- _To do_
Exact reproduction is required for all entries.

- _Collected data entries_
● ● ● ● ●

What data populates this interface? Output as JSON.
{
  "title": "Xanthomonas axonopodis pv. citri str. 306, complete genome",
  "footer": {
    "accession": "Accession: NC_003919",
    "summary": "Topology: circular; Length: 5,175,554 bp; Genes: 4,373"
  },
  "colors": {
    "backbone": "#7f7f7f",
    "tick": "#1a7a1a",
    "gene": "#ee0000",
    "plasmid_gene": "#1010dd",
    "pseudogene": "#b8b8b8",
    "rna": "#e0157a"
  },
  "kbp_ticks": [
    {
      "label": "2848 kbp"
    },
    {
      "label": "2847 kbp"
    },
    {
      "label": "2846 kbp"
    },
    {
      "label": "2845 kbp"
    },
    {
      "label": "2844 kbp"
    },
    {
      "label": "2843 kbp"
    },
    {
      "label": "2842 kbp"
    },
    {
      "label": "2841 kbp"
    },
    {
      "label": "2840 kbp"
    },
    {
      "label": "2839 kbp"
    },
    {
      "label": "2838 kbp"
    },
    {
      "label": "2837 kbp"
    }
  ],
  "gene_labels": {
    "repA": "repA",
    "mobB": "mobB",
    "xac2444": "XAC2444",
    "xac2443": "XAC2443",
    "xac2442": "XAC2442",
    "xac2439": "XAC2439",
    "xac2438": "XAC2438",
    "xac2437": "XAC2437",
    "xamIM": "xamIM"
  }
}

● ● ● ● ●

- _Finished exercise_
What data populates this interface? Output as JSON.
{
  "title": "Xanthomonas axonopodis pv. citri str. 306, complete genome",
  "footer": {
    "accession": "Accession: NC_003919",
    "summary": "Topology: circular; Length: 5,175,554 bp; Genes: 4,373"
  },
  "colors": {
    "backbone": "#7f7f7f",
    "tick": "#1a7a1a",
    "gene": "#ee0000",
    "plasmid_gene": "#1010dd",
    "pseudogene": "#b8b8b8",
    "rna": "#e0157a"
  },
  "kbp_ticks": [
    {
      "label": "2848 kbp"
    },
    {
      "label": "2847 kbp"
    },
    {
      "label": "2846 kbp"
    },
    {
      "label": "2845 kbp"
    },
    {
      "label": "2844 kbp"
    },
    {
      "label": "2843 kbp"
    },
    {
      "label": "2842 kbp"
    },
    {
      "label": "2841 kbp"
    },
    {
      "label": "2840 kbp"
    },
    {
      "label": "2839 kbp"
    },
    {
      "label": "2838 kbp"
    },
    {
      "label": "2837 kbp"
    }
  ],
  "gene_labels": {
    "repA": "repA",
    "mobB": "mobB",
    "xac2444": "XAC2444",
    "xac2443": "XAC2443",
    "xac2442": "XAC2442",
    "xac2439": "XAC2439",
    "xac2438": "XAC2438",
    "xac2437": "XAC2437",
    "xamIM": "xamIM"
  }
}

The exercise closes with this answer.